Saved data entries:
Start of Block
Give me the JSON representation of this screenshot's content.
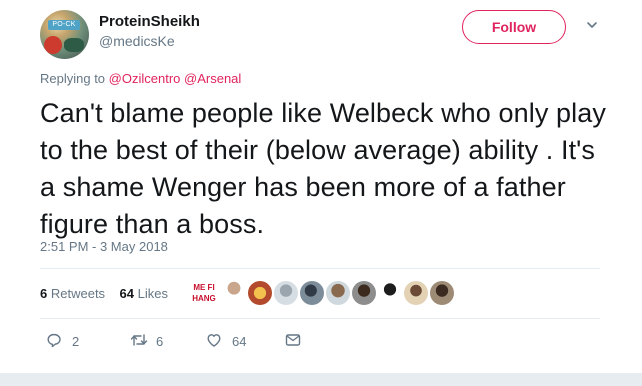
{
  "user": {
    "name": "ProteinSheikh",
    "handle": "@medicsKe",
    "avatar_brand": "PO-CK"
  },
  "follow_label": "Follow",
  "reply": {
    "prefix": "Replying to",
    "mention_1": "@Ozilcentro",
    "mention_2": "@Arsenal"
  },
  "tweet": {
    "text": "Can't blame people like Welbeck who only play to the best of their (below average) ability . It's a shame Wenger has been more of a father figure than a boss.",
    "timestamp": "2:51 PM - 3 May 2018"
  },
  "stats": {
    "retweets_count": "6",
    "retweets_label": "Retweets",
    "likes_count": "64",
    "likes_label": "Likes",
    "liker_banner_text_1": "ME FI",
    "liker_banner_text_2": "HANG"
  },
  "actions": {
    "reply_count": "2",
    "retweet_count": "6",
    "like_count": "64"
  },
  "colors": {
    "accent": "#e0245e",
    "secondary_text": "#657786",
    "primary_text": "#14171a",
    "divider": "#e6ecf0"
  },
  "icons": {
    "chevron": "chevron-down-icon",
    "reply": "reply-icon",
    "retweet": "retweet-icon",
    "like": "heart-icon",
    "message": "direct-message-icon"
  }
}
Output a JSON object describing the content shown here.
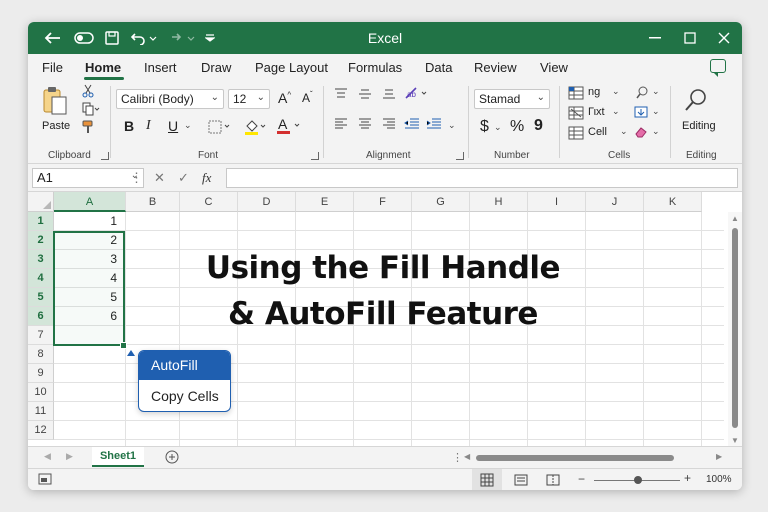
{
  "titlebar": {
    "title": "Excel",
    "autosave_icon": "autosave-toggle-icon",
    "save_icon": "save-icon",
    "undo_icon": "undo-icon",
    "redo_icon": "redo-icon"
  },
  "menu": {
    "tabs": [
      "File",
      "Home",
      "Insert",
      "Draw",
      "Page Layout",
      "Formulas",
      "Data",
      "Review",
      "View"
    ],
    "active": "Home"
  },
  "ribbon": {
    "clipboard": {
      "paste_label": "Paste",
      "group_label": "Clipboard"
    },
    "font": {
      "font_name": "Calibri (Body)",
      "font_size": "12",
      "grow_label": "A^",
      "shrink_label": "A˅",
      "bold": "B",
      "italic": "I",
      "underline": "U",
      "group_label": "Font"
    },
    "alignment": {
      "group_label": "Alignment"
    },
    "number": {
      "format": "Stamad",
      "currency": "$",
      "percent": "%",
      "comma": "9",
      "group_label": "Number"
    },
    "cells": {
      "insert_label": "ng",
      "delete_label": "Γιxt",
      "format_label": "Cell",
      "group_label": "Cells"
    },
    "editing": {
      "label": "Editing",
      "group_label": "Editing"
    }
  },
  "formula_bar": {
    "name_box": "A1",
    "fx_label": "fx",
    "value": ""
  },
  "grid": {
    "columns": [
      "A",
      "B",
      "C",
      "D",
      "E",
      "F",
      "G",
      "H",
      "I",
      "J",
      "K"
    ],
    "rows": [
      "1",
      "2",
      "3",
      "4",
      "5",
      "6",
      "7",
      "8",
      "9",
      "10",
      "11",
      "12"
    ],
    "selected_column": "A",
    "column_a_values": [
      "1",
      "2",
      "3",
      "4",
      "5",
      "6"
    ]
  },
  "overlay": {
    "line1": "Using the Fill Handle",
    "line2": "& AutoFill Feature"
  },
  "autofill_menu": {
    "options": [
      "AutoFill",
      "Copy Cells"
    ],
    "highlighted": "AutoFill"
  },
  "sheets": {
    "tabs": [
      "Sheet1"
    ],
    "active": "Sheet1"
  },
  "status": {
    "zoom": "100%"
  },
  "colors": {
    "accent": "#217346",
    "highlight": "#1f5fb0"
  }
}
End of Block
> _TRY IT_
The pictures should be dropped, and every line above should be set down again exactly.

> _PROBLEM SOLUTION_
Give me the JSON representation of this screenshot's content.
{
  "user": {
    "name": "ProteinSheikh",
    "handle": "@medicsKe",
    "avatar_brand": "PO-CK"
  },
  "follow_label": "Follow",
  "reply": {
    "prefix": "Replying to",
    "mention_1": "@Ozilcentro",
    "mention_2": "@Arsenal"
  },
  "tweet": {
    "text": "Can't blame people like Welbeck who only play to the best of their (below average) ability . It's a shame Wenger has been more of a father figure than a boss.",
    "timestamp": "2:51 PM - 3 May 2018"
  },
  "stats": {
    "retweets_count": "6",
    "retweets_label": "Retweets",
    "likes_count": "64",
    "likes_label": "Likes",
    "liker_banner_text_1": "ME FI",
    "liker_banner_text_2": "HANG"
  },
  "actions": {
    "reply_count": "2",
    "retweet_count": "6",
    "like_count": "64"
  },
  "colors": {
    "accent": "#e0245e",
    "secondary_text": "#657786",
    "primary_text": "#14171a",
    "divider": "#e6ecf0"
  },
  "icons": {
    "chevron": "chevron-down-icon",
    "reply": "reply-icon",
    "retweet": "retweet-icon",
    "like": "heart-icon",
    "message": "direct-message-icon"
  }
}
Output a JSON object describing the content shown here.
{
  "titlebar": {
    "title": "Excel",
    "autosave_icon": "autosave-toggle-icon",
    "save_icon": "save-icon",
    "undo_icon": "undo-icon",
    "redo_icon": "redo-icon"
  },
  "menu": {
    "tabs": [
      "File",
      "Home",
      "Insert",
      "Draw",
      "Page Layout",
      "Formulas",
      "Data",
      "Review",
      "View"
    ],
    "active": "Home"
  },
  "ribbon": {
    "clipboard": {
      "paste_label": "Paste",
      "group_label": "Clipboard"
    },
    "font": {
      "font_name": "Calibri (Body)",
      "font_size": "12",
      "grow_label": "A^",
      "shrink_label": "A˅",
      "bold": "B",
      "italic": "I",
      "underline": "U",
      "group_label": "Font"
    },
    "alignment": {
      "group_label": "Alignment"
    },
    "number": {
      "format": "Stamad",
      "currency": "$",
      "percent": "%",
      "comma": "9",
      "group_label": "Number"
    },
    "cells": {
      "insert_label": "ng",
      "delete_label": "Γιxt",
      "format_label": "Cell",
      "group_label": "Cells"
    },
    "editing": {
      "label": "Editing",
      "group_label": "Editing"
    }
  },
  "formula_bar": {
    "name_box": "A1",
    "fx_label": "fx",
    "value": ""
  },
  "grid": {
    "columns": [
      "A",
      "B",
      "C",
      "D",
      "E",
      "F",
      "G",
      "H",
      "I",
      "J",
      "K"
    ],
    "rows": [
      "1",
      "2",
      "3",
      "4",
      "5",
      "6",
      "7",
      "8",
      "9",
      "10",
      "11",
      "12"
    ],
    "selected_column": "A",
    "column_a_values": [
      "1",
      "2",
      "3",
      "4",
      "5",
      "6"
    ]
  },
  "overlay": {
    "line1": "Using the Fill Handle",
    "line2": "& AutoFill Feature"
  },
  "autofill_menu": {
    "options": [
      "AutoFill",
      "Copy Cells"
    ],
    "highlighted": "AutoFill"
  },
  "sheets": {
    "tabs": [
      "Sheet1"
    ],
    "active": "Sheet1"
  },
  "status": {
    "zoom": "100%"
  },
  "colors": {
    "accent": "#217346",
    "highlight": "#1f5fb0"
  }
}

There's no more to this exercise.